(Task to carry out): Select and copy out every line in the records containing "title".

(Recorded information):

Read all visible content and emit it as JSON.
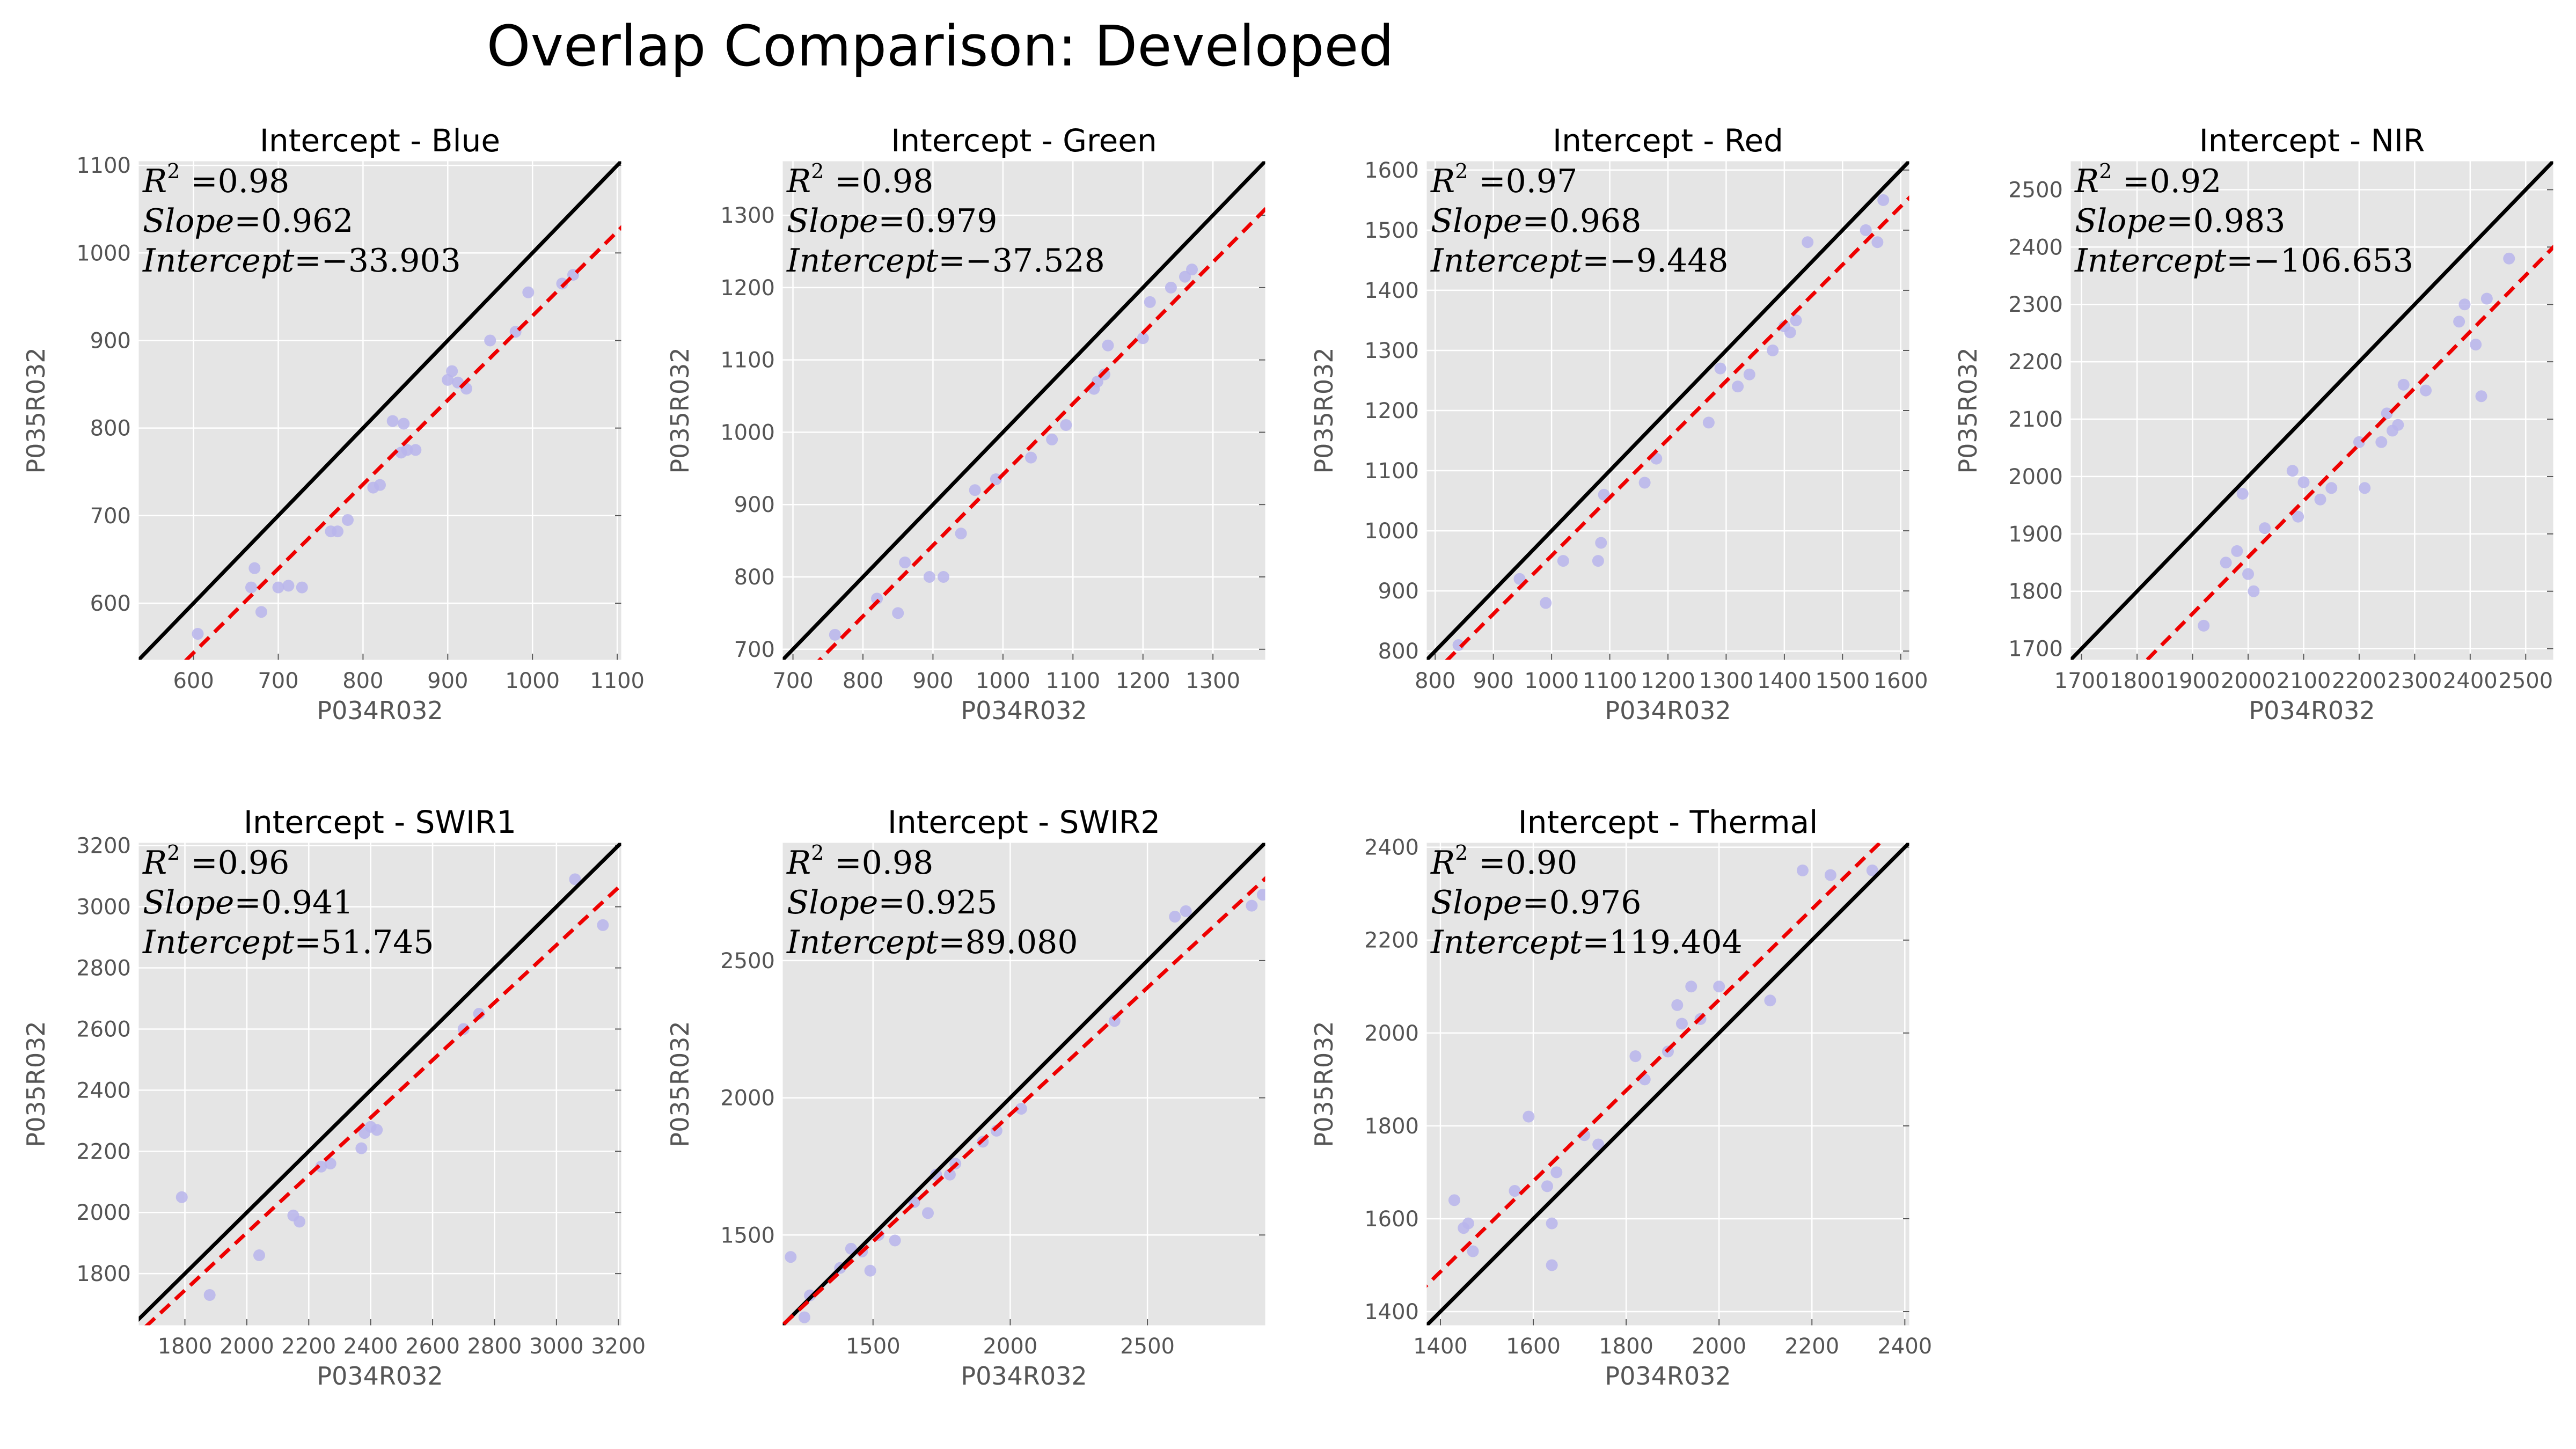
{
  "figure": {
    "title": "Overlap Comparison: Developed"
  },
  "colors": {
    "panel_bg": "#e5e5e5",
    "grid": "#ffffff",
    "identity_line": "#000000",
    "fit_line": "#ee0000",
    "points": "#b9b5ec",
    "tick_text": "#555555"
  },
  "chart_data": [
    {
      "type": "scatter",
      "title": "Intercept - Blue",
      "xlabel": "P034R032",
      "ylabel": "P035R032",
      "xlim": [
        535,
        1105
      ],
      "ylim": [
        535,
        1105
      ],
      "xticks": [
        "600",
        "700",
        "800",
        "900",
        "1000",
        "1100"
      ],
      "yticks": [
        "600",
        "700",
        "800",
        "900",
        "1000",
        "1100"
      ],
      "xtick_values": [
        600,
        700,
        800,
        900,
        1000,
        1100
      ],
      "ytick_values": [
        600,
        700,
        800,
        900,
        1000,
        1100
      ],
      "stats": {
        "r2": "0.98",
        "slope": "0.962",
        "intercept": "−33.903"
      },
      "slope": 0.962,
      "intercept": -33.903,
      "grid": true,
      "points": [
        [
          605,
          565
        ],
        [
          668,
          618
        ],
        [
          672,
          640
        ],
        [
          680,
          590
        ],
        [
          700,
          618
        ],
        [
          712,
          620
        ],
        [
          728,
          618
        ],
        [
          762,
          682
        ],
        [
          770,
          682
        ],
        [
          782,
          695
        ],
        [
          812,
          732
        ],
        [
          820,
          735
        ],
        [
          835,
          808
        ],
        [
          845,
          772
        ],
        [
          848,
          805
        ],
        [
          852,
          775
        ],
        [
          862,
          775
        ],
        [
          900,
          855
        ],
        [
          905,
          865
        ],
        [
          912,
          852
        ],
        [
          922,
          845
        ],
        [
          950,
          900
        ],
        [
          980,
          910
        ],
        [
          995,
          955
        ],
        [
          1035,
          965
        ],
        [
          1048,
          975
        ]
      ]
    },
    {
      "type": "scatter",
      "title": "Intercept - Green",
      "xlabel": "P034R032",
      "ylabel": "P035R032",
      "xlim": [
        685,
        1375
      ],
      "ylim": [
        685,
        1375
      ],
      "xticks": [
        "700",
        "800",
        "900",
        "1000",
        "1100",
        "1200",
        "1300"
      ],
      "yticks": [
        "700",
        "800",
        "900",
        "1000",
        "1100",
        "1200",
        "1300"
      ],
      "xtick_values": [
        700,
        800,
        900,
        1000,
        1100,
        1200,
        1300
      ],
      "ytick_values": [
        700,
        800,
        900,
        1000,
        1100,
        1200,
        1300
      ],
      "stats": {
        "r2": "0.98",
        "slope": "0.979",
        "intercept": "−37.528"
      },
      "slope": 0.979,
      "intercept": -37.528,
      "grid": true,
      "points": [
        [
          760,
          720
        ],
        [
          820,
          770
        ],
        [
          850,
          750
        ],
        [
          860,
          820
        ],
        [
          895,
          800
        ],
        [
          915,
          800
        ],
        [
          940,
          860
        ],
        [
          960,
          920
        ],
        [
          990,
          935
        ],
        [
          1040,
          965
        ],
        [
          1070,
          990
        ],
        [
          1090,
          1010
        ],
        [
          1130,
          1060
        ],
        [
          1135,
          1070
        ],
        [
          1145,
          1080
        ],
        [
          1150,
          1120
        ],
        [
          1200,
          1130
        ],
        [
          1210,
          1180
        ],
        [
          1240,
          1200
        ],
        [
          1260,
          1215
        ],
        [
          1270,
          1225
        ]
      ]
    },
    {
      "type": "scatter",
      "title": "Intercept - Red",
      "xlabel": "P034R032",
      "ylabel": "P035R032",
      "xlim": [
        785,
        1615
      ],
      "ylim": [
        785,
        1615
      ],
      "xticks": [
        "800",
        "900",
        "1000",
        "1100",
        "1200",
        "1300",
        "1400",
        "1500",
        "1600"
      ],
      "yticks": [
        "800",
        "900",
        "1000",
        "1100",
        "1200",
        "1300",
        "1400",
        "1500",
        "1600"
      ],
      "xtick_values": [
        800,
        900,
        1000,
        1100,
        1200,
        1300,
        1400,
        1500,
        1600
      ],
      "ytick_values": [
        800,
        900,
        1000,
        1100,
        1200,
        1300,
        1400,
        1500,
        1600
      ],
      "stats": {
        "r2": "0.97",
        "slope": "0.968",
        "intercept": "−9.448"
      },
      "slope": 0.968,
      "intercept": -9.448,
      "grid": true,
      "points": [
        [
          840,
          810
        ],
        [
          945,
          920
        ],
        [
          990,
          880
        ],
        [
          1020,
          950
        ],
        [
          1080,
          950
        ],
        [
          1085,
          980
        ],
        [
          1090,
          1060
        ],
        [
          1160,
          1080
        ],
        [
          1180,
          1120
        ],
        [
          1270,
          1180
        ],
        [
          1290,
          1270
        ],
        [
          1320,
          1240
        ],
        [
          1340,
          1260
        ],
        [
          1380,
          1300
        ],
        [
          1400,
          1340
        ],
        [
          1410,
          1330
        ],
        [
          1420,
          1350
        ],
        [
          1440,
          1480
        ],
        [
          1540,
          1500
        ],
        [
          1560,
          1480
        ],
        [
          1570,
          1550
        ]
      ]
    },
    {
      "type": "scatter",
      "title": "Intercept - NIR",
      "xlabel": "P034R032",
      "ylabel": "P035R032",
      "xlim": [
        1680,
        2550
      ],
      "ylim": [
        1680,
        2550
      ],
      "xticks": [
        "1700",
        "1800",
        "1900",
        "2000",
        "2100",
        "2200",
        "2300",
        "2400",
        "2500"
      ],
      "yticks": [
        "1700",
        "1800",
        "1900",
        "2000",
        "2100",
        "2200",
        "2300",
        "2400",
        "2500"
      ],
      "xtick_values": [
        1700,
        1800,
        1900,
        2000,
        2100,
        2200,
        2300,
        2400,
        2500
      ],
      "ytick_values": [
        1700,
        1800,
        1900,
        2000,
        2100,
        2200,
        2300,
        2400,
        2500
      ],
      "stats": {
        "r2": "0.92",
        "slope": "0.983",
        "intercept": "−106.653"
      },
      "slope": 0.983,
      "intercept": -106.653,
      "grid": true,
      "points": [
        [
          1920,
          1740
        ],
        [
          1960,
          1850
        ],
        [
          1980,
          1870
        ],
        [
          1990,
          1970
        ],
        [
          2000,
          1830
        ],
        [
          2010,
          1800
        ],
        [
          2030,
          1910
        ],
        [
          2080,
          2010
        ],
        [
          2090,
          1930
        ],
        [
          2100,
          1990
        ],
        [
          2130,
          1960
        ],
        [
          2150,
          1980
        ],
        [
          2200,
          2060
        ],
        [
          2210,
          1980
        ],
        [
          2240,
          2060
        ],
        [
          2250,
          2110
        ],
        [
          2260,
          2080
        ],
        [
          2270,
          2090
        ],
        [
          2280,
          2160
        ],
        [
          2320,
          2150
        ],
        [
          2380,
          2270
        ],
        [
          2390,
          2300
        ],
        [
          2410,
          2230
        ],
        [
          2420,
          2140
        ],
        [
          2430,
          2310
        ],
        [
          2470,
          2380
        ]
      ]
    },
    {
      "type": "scatter",
      "title": "Intercept - SWIR1",
      "xlabel": "P034R032",
      "ylabel": "P035R032",
      "xlim": [
        1650,
        3210
      ],
      "ylim": [
        1630,
        3210
      ],
      "xticks": [
        "1800",
        "2000",
        "2200",
        "2400",
        "2600",
        "2800",
        "3000",
        "3200"
      ],
      "yticks": [
        "1800",
        "2000",
        "2200",
        "2400",
        "2600",
        "2800",
        "3000",
        "3200"
      ],
      "xtick_values": [
        1800,
        2000,
        2200,
        2400,
        2600,
        2800,
        3000,
        3200
      ],
      "ytick_values": [
        1800,
        2000,
        2200,
        2400,
        2600,
        2800,
        3000,
        3200
      ],
      "stats": {
        "r2": "0.96",
        "slope": "0.941",
        "intercept": "51.745"
      },
      "slope": 0.941,
      "intercept": 51.745,
      "grid": true,
      "points": [
        [
          1790,
          2050
        ],
        [
          1880,
          1730
        ],
        [
          2040,
          1860
        ],
        [
          2150,
          1990
        ],
        [
          2170,
          1970
        ],
        [
          2240,
          2150
        ],
        [
          2270,
          2160
        ],
        [
          2370,
          2210
        ],
        [
          2380,
          2260
        ],
        [
          2400,
          2280
        ],
        [
          2420,
          2270
        ],
        [
          2700,
          2600
        ],
        [
          2750,
          2650
        ],
        [
          3060,
          3090
        ],
        [
          3150,
          2940
        ]
      ]
    },
    {
      "type": "scatter",
      "title": "Intercept - SWIR2",
      "xlabel": "P034R032",
      "ylabel": "P035R032",
      "xlim": [
        1170,
        2930
      ],
      "ylim": [
        1170,
        2930
      ],
      "xticks": [
        "1500",
        "2000",
        "2500"
      ],
      "yticks": [
        "1500",
        "2000",
        "2500"
      ],
      "xtick_values": [
        1500,
        2000,
        2500
      ],
      "ytick_values": [
        1500,
        2000,
        2500
      ],
      "stats": {
        "r2": "0.98",
        "slope": "0.925",
        "intercept": "89.080"
      },
      "slope": 0.925,
      "intercept": 89.08,
      "grid": true,
      "points": [
        [
          1200,
          1420
        ],
        [
          1250,
          1200
        ],
        [
          1270,
          1280
        ],
        [
          1380,
          1380
        ],
        [
          1420,
          1450
        ],
        [
          1460,
          1440
        ],
        [
          1490,
          1370
        ],
        [
          1520,
          1500
        ],
        [
          1580,
          1480
        ],
        [
          1650,
          1620
        ],
        [
          1700,
          1580
        ],
        [
          1730,
          1720
        ],
        [
          1780,
          1720
        ],
        [
          1800,
          1760
        ],
        [
          1900,
          1840
        ],
        [
          1950,
          1880
        ],
        [
          2040,
          1960
        ],
        [
          2380,
          2280
        ],
        [
          2600,
          2660
        ],
        [
          2640,
          2680
        ],
        [
          2880,
          2700
        ],
        [
          2920,
          2740
        ]
      ]
    },
    {
      "type": "scatter",
      "title": "Intercept - Thermal",
      "xlabel": "P034R032",
      "ylabel": "P035R032",
      "xlim": [
        1370,
        2410
      ],
      "ylim": [
        1370,
        2410
      ],
      "xticks": [
        "1400",
        "1600",
        "1800",
        "2000",
        "2200",
        "2400"
      ],
      "yticks": [
        "1400",
        "1600",
        "1800",
        "2000",
        "2200",
        "2400"
      ],
      "xtick_values": [
        1400,
        1600,
        1800,
        2000,
        2200,
        2400
      ],
      "ytick_values": [
        1400,
        1600,
        1800,
        2000,
        2200,
        2400
      ],
      "stats": {
        "r2": "0.90",
        "slope": "0.976",
        "intercept": "119.404"
      },
      "slope": 0.976,
      "intercept": 119.404,
      "grid": true,
      "points": [
        [
          1430,
          1640
        ],
        [
          1450,
          1580
        ],
        [
          1460,
          1590
        ],
        [
          1470,
          1530
        ],
        [
          1560,
          1660
        ],
        [
          1590,
          1820
        ],
        [
          1630,
          1670
        ],
        [
          1640,
          1590
        ],
        [
          1640,
          1500
        ],
        [
          1650,
          1700
        ],
        [
          1710,
          1780
        ],
        [
          1740,
          1760
        ],
        [
          1820,
          1950
        ],
        [
          1840,
          1900
        ],
        [
          1890,
          1960
        ],
        [
          1910,
          2060
        ],
        [
          1920,
          2020
        ],
        [
          1940,
          2100
        ],
        [
          1960,
          2030
        ],
        [
          2000,
          2100
        ],
        [
          2110,
          2070
        ],
        [
          2180,
          2350
        ],
        [
          2240,
          2340
        ],
        [
          2330,
          2350
        ]
      ]
    }
  ]
}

(Solution to this task):
    "title": "Overlap Comparison: Developed"
      "title": "Intercept - Blue",
      "title": "Intercept - Green",
      "title": "Intercept - Red",
      "title": "Intercept - NIR",
      "title": "Intercept - SWIR1",
      "title": "Intercept - SWIR2",
      "title": "Intercept - Thermal",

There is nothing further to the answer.